_Your task_
Which lines have the string "UltraVNC"? Copy all of them from the entries below.

_Extracted material_

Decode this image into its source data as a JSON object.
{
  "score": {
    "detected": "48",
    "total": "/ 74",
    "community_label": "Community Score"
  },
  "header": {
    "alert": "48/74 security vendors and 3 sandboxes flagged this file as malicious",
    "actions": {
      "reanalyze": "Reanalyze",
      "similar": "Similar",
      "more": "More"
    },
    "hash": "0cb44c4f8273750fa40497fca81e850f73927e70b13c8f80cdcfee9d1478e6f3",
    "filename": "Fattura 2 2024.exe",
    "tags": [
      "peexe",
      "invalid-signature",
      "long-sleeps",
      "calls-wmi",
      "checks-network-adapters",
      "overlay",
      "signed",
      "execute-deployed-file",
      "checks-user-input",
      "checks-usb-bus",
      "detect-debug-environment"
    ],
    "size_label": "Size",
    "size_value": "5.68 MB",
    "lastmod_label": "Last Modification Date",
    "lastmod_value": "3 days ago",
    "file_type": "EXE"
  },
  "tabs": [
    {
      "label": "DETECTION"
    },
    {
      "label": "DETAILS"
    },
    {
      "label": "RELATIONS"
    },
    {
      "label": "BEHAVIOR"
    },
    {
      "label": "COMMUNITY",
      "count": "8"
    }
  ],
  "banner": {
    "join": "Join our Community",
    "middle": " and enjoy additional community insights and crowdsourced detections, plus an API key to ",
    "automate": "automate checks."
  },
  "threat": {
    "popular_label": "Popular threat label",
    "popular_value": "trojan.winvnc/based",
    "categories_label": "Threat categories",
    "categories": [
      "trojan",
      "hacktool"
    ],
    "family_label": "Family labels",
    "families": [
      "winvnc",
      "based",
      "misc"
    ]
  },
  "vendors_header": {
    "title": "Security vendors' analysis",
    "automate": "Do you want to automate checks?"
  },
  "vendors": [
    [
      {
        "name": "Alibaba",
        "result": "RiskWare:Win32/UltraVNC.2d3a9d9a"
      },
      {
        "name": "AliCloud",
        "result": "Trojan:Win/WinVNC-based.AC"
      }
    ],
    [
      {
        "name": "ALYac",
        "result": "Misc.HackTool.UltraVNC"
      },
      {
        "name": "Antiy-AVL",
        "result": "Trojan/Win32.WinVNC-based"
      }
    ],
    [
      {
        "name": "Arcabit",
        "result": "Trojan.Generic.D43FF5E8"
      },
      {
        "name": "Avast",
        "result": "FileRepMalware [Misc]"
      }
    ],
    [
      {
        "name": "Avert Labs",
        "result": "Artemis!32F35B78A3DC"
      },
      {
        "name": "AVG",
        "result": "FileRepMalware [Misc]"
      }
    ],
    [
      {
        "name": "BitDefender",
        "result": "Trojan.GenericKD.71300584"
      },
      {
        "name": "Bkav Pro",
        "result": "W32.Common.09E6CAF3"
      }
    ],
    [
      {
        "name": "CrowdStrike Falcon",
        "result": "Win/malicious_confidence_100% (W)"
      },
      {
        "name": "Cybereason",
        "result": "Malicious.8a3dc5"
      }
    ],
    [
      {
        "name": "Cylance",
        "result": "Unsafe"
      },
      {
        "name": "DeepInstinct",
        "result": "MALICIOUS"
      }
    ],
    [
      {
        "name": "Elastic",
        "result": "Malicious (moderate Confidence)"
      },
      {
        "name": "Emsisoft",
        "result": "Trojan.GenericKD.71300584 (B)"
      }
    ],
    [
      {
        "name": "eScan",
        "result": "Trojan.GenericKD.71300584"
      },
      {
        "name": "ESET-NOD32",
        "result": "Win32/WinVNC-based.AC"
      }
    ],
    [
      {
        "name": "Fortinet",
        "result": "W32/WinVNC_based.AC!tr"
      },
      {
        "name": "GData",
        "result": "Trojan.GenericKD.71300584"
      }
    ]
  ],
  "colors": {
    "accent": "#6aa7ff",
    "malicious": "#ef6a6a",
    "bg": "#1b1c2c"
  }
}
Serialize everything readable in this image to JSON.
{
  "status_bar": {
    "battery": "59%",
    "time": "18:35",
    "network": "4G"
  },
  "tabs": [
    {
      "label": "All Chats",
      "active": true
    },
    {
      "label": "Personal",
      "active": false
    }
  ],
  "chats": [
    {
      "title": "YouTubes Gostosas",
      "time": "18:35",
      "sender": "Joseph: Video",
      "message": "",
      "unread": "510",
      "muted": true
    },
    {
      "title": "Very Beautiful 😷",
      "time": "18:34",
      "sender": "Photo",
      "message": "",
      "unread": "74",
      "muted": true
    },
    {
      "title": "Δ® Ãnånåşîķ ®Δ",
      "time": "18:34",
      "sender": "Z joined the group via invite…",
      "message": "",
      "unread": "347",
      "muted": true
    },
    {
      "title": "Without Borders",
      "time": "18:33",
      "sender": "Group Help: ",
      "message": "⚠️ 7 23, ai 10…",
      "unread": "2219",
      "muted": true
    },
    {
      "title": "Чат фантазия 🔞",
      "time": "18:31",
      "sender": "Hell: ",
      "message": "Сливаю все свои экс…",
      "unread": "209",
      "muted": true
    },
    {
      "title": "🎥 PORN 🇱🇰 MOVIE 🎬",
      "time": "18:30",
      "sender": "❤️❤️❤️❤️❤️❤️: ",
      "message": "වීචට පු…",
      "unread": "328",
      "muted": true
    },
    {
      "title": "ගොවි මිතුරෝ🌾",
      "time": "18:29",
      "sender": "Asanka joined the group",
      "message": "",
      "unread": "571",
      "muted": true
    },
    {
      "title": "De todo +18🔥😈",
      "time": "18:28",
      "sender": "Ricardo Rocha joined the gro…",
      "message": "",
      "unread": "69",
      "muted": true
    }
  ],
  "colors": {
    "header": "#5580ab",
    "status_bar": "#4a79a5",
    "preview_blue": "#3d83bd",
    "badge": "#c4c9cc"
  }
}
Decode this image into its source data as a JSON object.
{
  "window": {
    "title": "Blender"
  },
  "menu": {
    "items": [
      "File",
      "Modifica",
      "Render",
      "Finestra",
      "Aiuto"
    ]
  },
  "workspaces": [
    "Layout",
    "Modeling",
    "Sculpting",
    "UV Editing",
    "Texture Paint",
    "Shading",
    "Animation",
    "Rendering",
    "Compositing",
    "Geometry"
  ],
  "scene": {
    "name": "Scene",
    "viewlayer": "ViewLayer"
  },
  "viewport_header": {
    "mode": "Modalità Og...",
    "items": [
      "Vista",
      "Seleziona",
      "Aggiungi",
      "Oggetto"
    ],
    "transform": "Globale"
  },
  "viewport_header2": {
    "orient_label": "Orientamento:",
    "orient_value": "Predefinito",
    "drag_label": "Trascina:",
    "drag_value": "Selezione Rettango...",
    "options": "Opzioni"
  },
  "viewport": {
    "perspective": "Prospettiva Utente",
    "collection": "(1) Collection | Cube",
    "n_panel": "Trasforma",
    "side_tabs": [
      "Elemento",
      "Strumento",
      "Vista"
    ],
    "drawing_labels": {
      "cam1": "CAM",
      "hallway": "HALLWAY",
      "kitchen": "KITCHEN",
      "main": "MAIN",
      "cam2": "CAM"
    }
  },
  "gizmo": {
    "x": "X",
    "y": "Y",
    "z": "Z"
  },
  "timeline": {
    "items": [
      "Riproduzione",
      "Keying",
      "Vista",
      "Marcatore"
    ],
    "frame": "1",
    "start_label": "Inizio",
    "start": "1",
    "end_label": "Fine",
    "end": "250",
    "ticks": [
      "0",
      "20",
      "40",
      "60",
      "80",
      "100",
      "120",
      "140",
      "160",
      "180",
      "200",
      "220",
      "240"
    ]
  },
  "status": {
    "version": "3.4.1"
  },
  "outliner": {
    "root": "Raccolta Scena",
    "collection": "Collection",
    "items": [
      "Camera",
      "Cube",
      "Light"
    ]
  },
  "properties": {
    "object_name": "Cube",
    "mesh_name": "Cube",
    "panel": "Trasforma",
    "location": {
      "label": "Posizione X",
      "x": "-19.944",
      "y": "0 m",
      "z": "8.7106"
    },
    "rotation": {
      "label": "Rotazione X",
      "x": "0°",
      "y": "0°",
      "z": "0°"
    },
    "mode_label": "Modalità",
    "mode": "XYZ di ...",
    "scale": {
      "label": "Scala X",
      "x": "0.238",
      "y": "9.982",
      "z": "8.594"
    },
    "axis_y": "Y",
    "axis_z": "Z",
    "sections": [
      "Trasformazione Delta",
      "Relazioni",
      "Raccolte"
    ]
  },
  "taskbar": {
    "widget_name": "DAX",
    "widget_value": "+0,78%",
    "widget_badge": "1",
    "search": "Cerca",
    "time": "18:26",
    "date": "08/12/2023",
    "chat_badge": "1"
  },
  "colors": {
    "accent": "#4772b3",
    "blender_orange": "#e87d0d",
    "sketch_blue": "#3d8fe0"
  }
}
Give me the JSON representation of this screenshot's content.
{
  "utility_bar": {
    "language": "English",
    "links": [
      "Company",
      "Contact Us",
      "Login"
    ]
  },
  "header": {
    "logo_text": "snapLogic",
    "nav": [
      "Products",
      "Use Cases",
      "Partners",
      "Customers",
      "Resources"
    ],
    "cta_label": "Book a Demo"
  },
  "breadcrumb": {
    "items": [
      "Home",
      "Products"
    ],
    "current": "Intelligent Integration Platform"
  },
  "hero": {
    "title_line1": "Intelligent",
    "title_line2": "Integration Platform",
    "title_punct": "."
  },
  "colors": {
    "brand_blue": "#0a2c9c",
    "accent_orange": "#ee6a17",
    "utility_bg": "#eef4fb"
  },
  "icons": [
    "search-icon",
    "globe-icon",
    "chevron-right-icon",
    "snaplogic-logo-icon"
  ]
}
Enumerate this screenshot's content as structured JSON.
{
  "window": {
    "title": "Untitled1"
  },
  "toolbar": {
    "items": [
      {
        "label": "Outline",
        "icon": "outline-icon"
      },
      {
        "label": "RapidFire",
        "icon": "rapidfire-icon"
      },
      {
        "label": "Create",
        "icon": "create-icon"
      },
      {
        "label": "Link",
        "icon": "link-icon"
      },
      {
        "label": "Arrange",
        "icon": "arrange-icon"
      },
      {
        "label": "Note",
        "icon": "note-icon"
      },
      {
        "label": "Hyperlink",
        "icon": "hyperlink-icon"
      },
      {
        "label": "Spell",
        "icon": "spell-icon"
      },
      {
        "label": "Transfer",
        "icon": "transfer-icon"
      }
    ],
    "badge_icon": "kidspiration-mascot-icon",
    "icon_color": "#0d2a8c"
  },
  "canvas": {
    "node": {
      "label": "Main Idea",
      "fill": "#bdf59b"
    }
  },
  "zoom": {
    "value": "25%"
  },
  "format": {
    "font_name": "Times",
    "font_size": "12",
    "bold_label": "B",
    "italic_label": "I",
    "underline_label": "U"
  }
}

_Solution for this exercise_
        "result": "RiskWare:Win32/UltraVNC.2d3a9d9a"
        "result": "Misc.HackTool.UltraVNC"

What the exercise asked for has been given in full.